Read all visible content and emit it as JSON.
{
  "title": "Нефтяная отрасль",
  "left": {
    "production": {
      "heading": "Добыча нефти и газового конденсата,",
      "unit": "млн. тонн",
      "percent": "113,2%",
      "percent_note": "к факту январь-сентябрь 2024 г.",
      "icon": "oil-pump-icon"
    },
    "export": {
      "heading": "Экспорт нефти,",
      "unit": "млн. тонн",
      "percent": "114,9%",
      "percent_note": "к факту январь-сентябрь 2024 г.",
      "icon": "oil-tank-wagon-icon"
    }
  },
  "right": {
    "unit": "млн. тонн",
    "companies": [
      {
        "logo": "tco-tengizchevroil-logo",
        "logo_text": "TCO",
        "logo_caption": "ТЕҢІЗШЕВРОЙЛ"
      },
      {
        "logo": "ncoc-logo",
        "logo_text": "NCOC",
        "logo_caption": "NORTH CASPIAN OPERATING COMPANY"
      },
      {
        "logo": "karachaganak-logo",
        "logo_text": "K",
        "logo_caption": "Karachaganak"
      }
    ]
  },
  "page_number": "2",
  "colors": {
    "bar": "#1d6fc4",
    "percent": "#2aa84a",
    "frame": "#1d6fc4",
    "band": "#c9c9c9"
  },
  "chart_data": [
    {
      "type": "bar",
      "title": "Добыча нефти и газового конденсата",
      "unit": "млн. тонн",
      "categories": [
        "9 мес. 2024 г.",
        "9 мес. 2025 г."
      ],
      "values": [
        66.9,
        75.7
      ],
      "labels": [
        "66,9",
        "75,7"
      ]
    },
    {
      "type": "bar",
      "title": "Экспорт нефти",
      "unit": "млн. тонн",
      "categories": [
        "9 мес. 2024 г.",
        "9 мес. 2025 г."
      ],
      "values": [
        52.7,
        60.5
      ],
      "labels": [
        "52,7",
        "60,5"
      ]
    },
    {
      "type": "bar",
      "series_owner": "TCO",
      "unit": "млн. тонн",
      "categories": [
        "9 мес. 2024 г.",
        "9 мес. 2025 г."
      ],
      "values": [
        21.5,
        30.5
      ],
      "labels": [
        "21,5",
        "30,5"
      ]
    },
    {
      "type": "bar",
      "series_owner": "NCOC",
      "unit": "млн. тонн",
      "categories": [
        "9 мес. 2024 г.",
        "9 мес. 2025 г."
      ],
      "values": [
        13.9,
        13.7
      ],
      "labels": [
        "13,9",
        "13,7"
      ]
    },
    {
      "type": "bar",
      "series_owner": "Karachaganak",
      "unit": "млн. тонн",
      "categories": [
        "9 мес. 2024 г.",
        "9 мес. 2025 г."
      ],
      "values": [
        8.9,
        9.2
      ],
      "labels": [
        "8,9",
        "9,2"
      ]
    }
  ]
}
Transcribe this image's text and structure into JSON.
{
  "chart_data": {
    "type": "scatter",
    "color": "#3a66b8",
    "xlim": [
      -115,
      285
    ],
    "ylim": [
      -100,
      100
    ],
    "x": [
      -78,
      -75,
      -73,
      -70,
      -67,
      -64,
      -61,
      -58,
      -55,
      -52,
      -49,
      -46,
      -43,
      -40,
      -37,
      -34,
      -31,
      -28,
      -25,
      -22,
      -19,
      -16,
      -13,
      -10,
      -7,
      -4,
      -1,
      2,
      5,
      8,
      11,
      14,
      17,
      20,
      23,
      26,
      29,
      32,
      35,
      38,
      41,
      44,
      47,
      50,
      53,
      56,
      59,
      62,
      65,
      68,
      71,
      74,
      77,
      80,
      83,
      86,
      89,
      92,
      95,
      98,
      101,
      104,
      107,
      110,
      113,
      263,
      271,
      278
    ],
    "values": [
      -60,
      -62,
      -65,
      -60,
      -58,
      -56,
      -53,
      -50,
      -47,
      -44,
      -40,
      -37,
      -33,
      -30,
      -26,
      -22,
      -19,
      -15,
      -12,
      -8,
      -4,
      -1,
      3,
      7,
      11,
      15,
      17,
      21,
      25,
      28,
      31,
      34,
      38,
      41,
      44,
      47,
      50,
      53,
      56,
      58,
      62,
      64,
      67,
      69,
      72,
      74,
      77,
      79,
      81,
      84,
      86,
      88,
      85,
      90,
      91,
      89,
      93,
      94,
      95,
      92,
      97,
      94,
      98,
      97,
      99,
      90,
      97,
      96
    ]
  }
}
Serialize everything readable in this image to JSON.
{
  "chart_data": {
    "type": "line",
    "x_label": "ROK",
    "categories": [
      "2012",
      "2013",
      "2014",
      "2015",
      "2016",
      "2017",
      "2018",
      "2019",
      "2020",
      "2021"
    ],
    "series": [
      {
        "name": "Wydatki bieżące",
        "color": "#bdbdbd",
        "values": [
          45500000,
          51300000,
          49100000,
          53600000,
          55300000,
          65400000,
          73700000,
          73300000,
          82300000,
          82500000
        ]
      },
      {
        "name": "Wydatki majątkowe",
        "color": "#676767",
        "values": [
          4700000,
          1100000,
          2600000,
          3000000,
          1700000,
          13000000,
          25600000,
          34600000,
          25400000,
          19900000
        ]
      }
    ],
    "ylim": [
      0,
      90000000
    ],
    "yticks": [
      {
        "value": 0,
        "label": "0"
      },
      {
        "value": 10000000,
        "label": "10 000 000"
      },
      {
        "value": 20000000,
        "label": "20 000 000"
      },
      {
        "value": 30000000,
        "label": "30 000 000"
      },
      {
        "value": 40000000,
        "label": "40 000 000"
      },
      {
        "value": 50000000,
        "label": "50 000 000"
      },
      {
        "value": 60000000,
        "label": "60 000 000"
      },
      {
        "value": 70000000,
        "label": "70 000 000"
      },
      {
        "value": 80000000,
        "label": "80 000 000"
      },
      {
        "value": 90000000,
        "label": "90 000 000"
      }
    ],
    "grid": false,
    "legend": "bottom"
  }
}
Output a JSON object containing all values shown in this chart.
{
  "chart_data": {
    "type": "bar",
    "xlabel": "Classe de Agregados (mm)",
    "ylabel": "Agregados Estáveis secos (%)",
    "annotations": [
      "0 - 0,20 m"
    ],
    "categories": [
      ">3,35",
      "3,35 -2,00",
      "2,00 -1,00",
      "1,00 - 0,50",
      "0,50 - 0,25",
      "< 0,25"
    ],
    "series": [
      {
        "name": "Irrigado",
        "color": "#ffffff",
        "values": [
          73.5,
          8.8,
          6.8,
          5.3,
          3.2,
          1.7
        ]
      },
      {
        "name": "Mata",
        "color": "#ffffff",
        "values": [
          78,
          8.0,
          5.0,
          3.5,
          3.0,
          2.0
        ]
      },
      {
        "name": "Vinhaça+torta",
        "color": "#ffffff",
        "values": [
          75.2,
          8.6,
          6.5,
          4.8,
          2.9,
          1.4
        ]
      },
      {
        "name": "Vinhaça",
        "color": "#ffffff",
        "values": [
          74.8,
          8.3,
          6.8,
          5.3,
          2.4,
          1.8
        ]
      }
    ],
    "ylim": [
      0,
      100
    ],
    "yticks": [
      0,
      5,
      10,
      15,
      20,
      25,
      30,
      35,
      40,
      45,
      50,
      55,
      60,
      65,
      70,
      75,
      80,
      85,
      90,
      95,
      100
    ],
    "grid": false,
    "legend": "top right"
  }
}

[Written request]:
Your task is to repeat the data exactly; please include every line.

[The result]:
Read all visible content and emit it as JSON.
{
  "title": "Нефтяная отрасль",
  "left": {
    "production": {
      "heading": "Добыча нефти и газового конденсата,",
      "unit": "млн. тонн",
      "percent": "113,2%",
      "percent_note": "к факту январь-сентябрь 2024 г.",
      "icon": "oil-pump-icon"
    },
    "export": {
      "heading": "Экспорт нефти,",
      "unit": "млн. тонн",
      "percent": "114,9%",
      "percent_note": "к факту январь-сентябрь 2024 г.",
      "icon": "oil-tank-wagon-icon"
    }
  },
  "right": {
    "unit": "млн. тонн",
    "companies": [
      {
        "logo": "tco-tengizchevroil-logo",
        "logo_text": "TCO",
        "logo_caption": "ТЕҢІЗШЕВРОЙЛ"
      },
      {
        "logo": "ncoc-logo",
        "logo_text": "NCOC",
        "logo_caption": "NORTH CASPIAN OPERATING COMPANY"
      },
      {
        "logo": "karachaganak-logo",
        "logo_text": "K",
        "logo_caption": "Karachaganak"
      }
    ]
  },
  "page_number": "2",
  "colors": {
    "bar": "#1d6fc4",
    "percent": "#2aa84a",
    "frame": "#1d6fc4",
    "band": "#c9c9c9"
  },
  "chart_data": [
    {
      "type": "bar",
      "title": "Добыча нефти и газового конденсата",
      "unit": "млн. тонн",
      "categories": [
        "9 мес. 2024 г.",
        "9 мес. 2025 г."
      ],
      "values": [
        66.9,
        75.7
      ],
      "labels": [
        "66,9",
        "75,7"
      ]
    },
    {
      "type": "bar",
      "title": "Экспорт нефти",
      "unit": "млн. тонн",
      "categories": [
        "9 мес. 2024 г.",
        "9 мес. 2025 г."
      ],
      "values": [
        52.7,
        60.5
      ],
      "labels": [
        "52,7",
        "60,5"
      ]
    },
    {
      "type": "bar",
      "series_owner": "TCO",
      "unit": "млн. тонн",
      "categories": [
        "9 мес. 2024 г.",
        "9 мес. 2025 г."
      ],
      "values": [
        21.5,
        30.5
      ],
      "labels": [
        "21,5",
        "30,5"
      ]
    },
    {
      "type": "bar",
      "series_owner": "NCOC",
      "unit": "млн. тонн",
      "categories": [
        "9 мес. 2024 г.",
        "9 мес. 2025 г."
      ],
      "values": [
        13.9,
        13.7
      ],
      "labels": [
        "13,9",
        "13,7"
      ]
    },
    {
      "type": "bar",
      "series_owner": "Karachaganak",
      "unit": "млн. тонн",
      "categories": [
        "9 мес. 2024 г.",
        "9 мес. 2025 г."
      ],
      "values": [
        8.9,
        9.2
      ],
      "labels": [
        "8,9",
        "9,2"
      ]
    }
  ]
}
Transcribe this image's text and structure into JSON.
{
  "chart_data": {
    "type": "scatter",
    "color": "#3a66b8",
    "xlim": [
      -115,
      285
    ],
    "ylim": [
      -100,
      100
    ],
    "x": [
      -78,
      -75,
      -73,
      -70,
      -67,
      -64,
      -61,
      -58,
      -55,
      -52,
      -49,
      -46,
      -43,
      -40,
      -37,
      -34,
      -31,
      -28,
      -25,
      -22,
      -19,
      -16,
      -13,
      -10,
      -7,
      -4,
      -1,
      2,
      5,
      8,
      11,
      14,
      17,
      20,
      23,
      26,
      29,
      32,
      35,
      38,
      41,
      44,
      47,
      50,
      53,
      56,
      59,
      62,
      65,
      68,
      71,
      74,
      77,
      80,
      83,
      86,
      89,
      92,
      95,
      98,
      101,
      104,
      107,
      110,
      113,
      263,
      271,
      278
    ],
    "values": [
      -60,
      -62,
      -65,
      -60,
      -58,
      -56,
      -53,
      -50,
      -47,
      -44,
      -40,
      -37,
      -33,
      -30,
      -26,
      -22,
      -19,
      -15,
      -12,
      -8,
      -4,
      -1,
      3,
      7,
      11,
      15,
      17,
      21,
      25,
      28,
      31,
      34,
      38,
      41,
      44,
      47,
      50,
      53,
      56,
      58,
      62,
      64,
      67,
      69,
      72,
      74,
      77,
      79,
      81,
      84,
      86,
      88,
      85,
      90,
      91,
      89,
      93,
      94,
      95,
      92,
      97,
      94,
      98,
      97,
      99,
      90,
      97,
      96
    ]
  }
}
Serialize everything readable in this image to JSON.
{
  "chart_data": {
    "type": "line",
    "x_label": "ROK",
    "categories": [
      "2012",
      "2013",
      "2014",
      "2015",
      "2016",
      "2017",
      "2018",
      "2019",
      "2020",
      "2021"
    ],
    "series": [
      {
        "name": "Wydatki bieżące",
        "color": "#bdbdbd",
        "values": [
          45500000,
          51300000,
          49100000,
          53600000,
          55300000,
          65400000,
          73700000,
          73300000,
          82300000,
          82500000
        ]
      },
      {
        "name": "Wydatki majątkowe",
        "color": "#676767",
        "values": [
          4700000,
          1100000,
          2600000,
          3000000,
          1700000,
          13000000,
          25600000,
          34600000,
          25400000,
          19900000
        ]
      }
    ],
    "ylim": [
      0,
      90000000
    ],
    "yticks": [
      {
        "value": 0,
        "label": "0"
      },
      {
        "value": 10000000,
        "label": "10 000 000"
      },
      {
        "value": 20000000,
        "label": "20 000 000"
      },
      {
        "value": 30000000,
        "label": "30 000 000"
      },
      {
        "value": 40000000,
        "label": "40 000 000"
      },
      {
        "value": 50000000,
        "label": "50 000 000"
      },
      {
        "value": 60000000,
        "label": "60 000 000"
      },
      {
        "value": 70000000,
        "label": "70 000 000"
      },
      {
        "value": 80000000,
        "label": "80 000 000"
      },
      {
        "value": 90000000,
        "label": "90 000 000"
      }
    ],
    "grid": false,
    "legend": "bottom"
  }
}
Output a JSON object containing all values shown in this chart.
{
  "chart_data": {
    "type": "bar",
    "xlabel": "Classe de Agregados (mm)",
    "ylabel": "Agregados Estáveis secos (%)",
    "annotations": [
      "0 - 0,20 m"
    ],
    "categories": [
      ">3,35",
      "3,35 -2,00",
      "2,00 -1,00",
      "1,00 - 0,50",
      "0,50 - 0,25",
      "< 0,25"
    ],
    "series": [
      {
        "name": "Irrigado",
        "color": "#ffffff",
        "values": [
          73.5,
          8.8,
          6.8,
          5.3,
          3.2,
          1.7
        ]
      },
      {
        "name": "Mata",
        "color": "#ffffff",
        "values": [
          78,
          8.0,
          5.0,
          3.5,
          3.0,
          2.0
        ]
      },
      {
        "name": "Vinhaça+torta",
        "color": "#ffffff",
        "values": [
          75.2,
          8.6,
          6.5,
          4.8,
          2.9,
          1.4
        ]
      },
      {
        "name": "Vinhaça",
        "color": "#ffffff",
        "values": [
          74.8,
          8.3,
          6.8,
          5.3,
          2.4,
          1.8
        ]
      }
    ],
    "ylim": [
      0,
      100
    ],
    "yticks": [
      0,
      5,
      10,
      15,
      20,
      25,
      30,
      35,
      40,
      45,
      50,
      55,
      60,
      65,
      70,
      75,
      80,
      85,
      90,
      95,
      100
    ],
    "grid": false,
    "legend": "top right"
  }
}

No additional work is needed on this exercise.